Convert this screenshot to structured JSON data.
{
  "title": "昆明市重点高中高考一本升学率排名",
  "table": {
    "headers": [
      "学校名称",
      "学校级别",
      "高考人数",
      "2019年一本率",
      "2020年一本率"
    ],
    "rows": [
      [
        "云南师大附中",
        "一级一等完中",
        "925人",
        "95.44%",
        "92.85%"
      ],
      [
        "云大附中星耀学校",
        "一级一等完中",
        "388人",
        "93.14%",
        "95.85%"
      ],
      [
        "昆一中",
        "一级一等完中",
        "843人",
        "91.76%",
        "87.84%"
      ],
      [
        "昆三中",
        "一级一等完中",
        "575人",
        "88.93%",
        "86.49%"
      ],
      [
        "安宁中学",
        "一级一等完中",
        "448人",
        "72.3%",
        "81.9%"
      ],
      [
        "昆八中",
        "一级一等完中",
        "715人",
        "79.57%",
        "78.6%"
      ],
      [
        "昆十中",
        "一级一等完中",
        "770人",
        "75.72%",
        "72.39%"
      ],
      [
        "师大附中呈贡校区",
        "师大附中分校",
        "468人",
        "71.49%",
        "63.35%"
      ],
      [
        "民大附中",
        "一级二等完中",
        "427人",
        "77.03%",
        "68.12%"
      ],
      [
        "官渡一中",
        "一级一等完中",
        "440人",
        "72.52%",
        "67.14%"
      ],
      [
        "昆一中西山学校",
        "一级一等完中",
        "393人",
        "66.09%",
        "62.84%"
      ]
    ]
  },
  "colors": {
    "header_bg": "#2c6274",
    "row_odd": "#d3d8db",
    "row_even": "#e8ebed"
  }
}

Work required:
Copy each record from above without leaving any out.

Output of the exercise:
Convert this screenshot to structured JSON data.
{
  "title": "昆明市重点高中高考一本升学率排名",
  "table": {
    "headers": [
      "学校名称",
      "学校级别",
      "高考人数",
      "2019年一本率",
      "2020年一本率"
    ],
    "rows": [
      [
        "云南师大附中",
        "一级一等完中",
        "925人",
        "95.44%",
        "92.85%"
      ],
      [
        "云大附中星耀学校",
        "一级一等完中",
        "388人",
        "93.14%",
        "95.85%"
      ],
      [
        "昆一中",
        "一级一等完中",
        "843人",
        "91.76%",
        "87.84%"
      ],
      [
        "昆三中",
        "一级一等完中",
        "575人",
        "88.93%",
        "86.49%"
      ],
      [
        "安宁中学",
        "一级一等完中",
        "448人",
        "72.3%",
        "81.9%"
      ],
      [
        "昆八中",
        "一级一等完中",
        "715人",
        "79.57%",
        "78.6%"
      ],
      [
        "昆十中",
        "一级一等完中",
        "770人",
        "75.72%",
        "72.39%"
      ],
      [
        "师大附中呈贡校区",
        "师大附中分校",
        "468人",
        "71.49%",
        "63.35%"
      ],
      [
        "民大附中",
        "一级二等完中",
        "427人",
        "77.03%",
        "68.12%"
      ],
      [
        "官渡一中",
        "一级一等完中",
        "440人",
        "72.52%",
        "67.14%"
      ],
      [
        "昆一中西山学校",
        "一级一等完中",
        "393人",
        "66.09%",
        "62.84%"
      ]
    ]
  },
  "colors": {
    "header_bg": "#2c6274",
    "row_odd": "#d3d8db",
    "row_even": "#e8ebed"
  }
}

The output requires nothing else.